### [Stated goal]
Write out all of the data exactly as it appears.

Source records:
--- Begin ---

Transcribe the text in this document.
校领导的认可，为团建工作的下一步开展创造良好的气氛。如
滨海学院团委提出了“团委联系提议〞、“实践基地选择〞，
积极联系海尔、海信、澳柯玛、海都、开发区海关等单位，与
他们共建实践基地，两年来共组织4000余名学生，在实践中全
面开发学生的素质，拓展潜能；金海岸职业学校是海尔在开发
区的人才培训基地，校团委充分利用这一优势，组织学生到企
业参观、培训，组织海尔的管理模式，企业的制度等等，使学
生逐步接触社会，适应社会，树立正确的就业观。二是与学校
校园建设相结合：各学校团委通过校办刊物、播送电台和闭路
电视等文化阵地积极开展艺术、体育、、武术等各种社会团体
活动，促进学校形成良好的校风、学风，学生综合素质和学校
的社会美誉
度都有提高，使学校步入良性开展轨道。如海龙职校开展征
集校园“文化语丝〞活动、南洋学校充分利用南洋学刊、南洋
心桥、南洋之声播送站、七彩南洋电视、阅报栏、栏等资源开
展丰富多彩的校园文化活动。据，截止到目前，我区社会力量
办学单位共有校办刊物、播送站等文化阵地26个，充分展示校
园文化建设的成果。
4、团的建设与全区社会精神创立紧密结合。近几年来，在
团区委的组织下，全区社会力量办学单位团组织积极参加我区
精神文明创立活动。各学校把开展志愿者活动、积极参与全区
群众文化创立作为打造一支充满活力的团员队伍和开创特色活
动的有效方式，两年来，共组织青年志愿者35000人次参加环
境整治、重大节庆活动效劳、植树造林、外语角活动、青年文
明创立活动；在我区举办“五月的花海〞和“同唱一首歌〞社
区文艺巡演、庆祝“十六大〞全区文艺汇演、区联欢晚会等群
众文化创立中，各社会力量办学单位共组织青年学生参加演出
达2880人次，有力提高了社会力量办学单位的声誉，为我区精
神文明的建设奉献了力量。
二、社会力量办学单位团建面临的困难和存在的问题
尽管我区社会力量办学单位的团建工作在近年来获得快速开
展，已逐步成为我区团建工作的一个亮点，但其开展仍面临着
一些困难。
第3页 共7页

--- End ---

### [Complete response]
Transcribe the text in this document.
校领导的认可，为团建工作的下一步开展创造良好的气氛。如
滨海学院团委提出了“团委联系提议〞、“实践基地选择〞，
积极联系海尔、海信、澳柯玛、海都、开发区海关等单位，与
他们共建实践基地，两年来共组织4000余名学生，在实践中全
面开发学生的素质，拓展潜能；金海岸职业学校是海尔在开发
区的人才培训基地，校团委充分利用这一优势，组织学生到企
业参观、培训，组织海尔的管理模式，企业的制度等等，使学
生逐步接触社会，适应社会，树立正确的就业观。二是与学校
校园建设相结合：各学校团委通过校办刊物、播送电台和闭路
电视等文化阵地积极开展艺术、体育、、武术等各种社会团体
活动，促进学校形成良好的校风、学风，学生综合素质和学校
的社会美誉
度都有提高，使学校步入良性开展轨道。如海龙职校开展征
集校园“文化语丝〞活动、南洋学校充分利用南洋学刊、南洋
心桥、南洋之声播送站、七彩南洋电视、阅报栏、栏等资源开
展丰富多彩的校园文化活动。据，截止到目前，我区社会力量
办学单位共有校办刊物、播送站等文化阵地26个，充分展示校
园文化建设的成果。
4、团的建设与全区社会精神创立紧密结合。近几年来，在
团区委的组织下，全区社会力量办学单位团组织积极参加我区
精神文明创立活动。各学校把开展志愿者活动、积极参与全区
群众文化创立作为打造一支充满活力的团员队伍和开创特色活
动的有效方式，两年来，共组织青年志愿者35000人次参加环
境整治、重大节庆活动效劳、植树造林、外语角活动、青年文
明创立活动；在我区举办“五月的花海〞和“同唱一首歌〞社
区文艺巡演、庆祝“十六大〞全区文艺汇演、区联欢晚会等群
众文化创立中，各社会力量办学单位共组织青年学生参加演出
达2880人次，有力提高了社会力量办学单位的声誉，为我区精
神文明的建设奉献了力量。
二、社会力量办学单位团建面临的困难和存在的问题
尽管我区社会力量办学单位的团建工作在近年来获得快速开
展，已逐步成为我区团建工作的一个亮点，但其开展仍面临着
一些困难。
第3页 共7页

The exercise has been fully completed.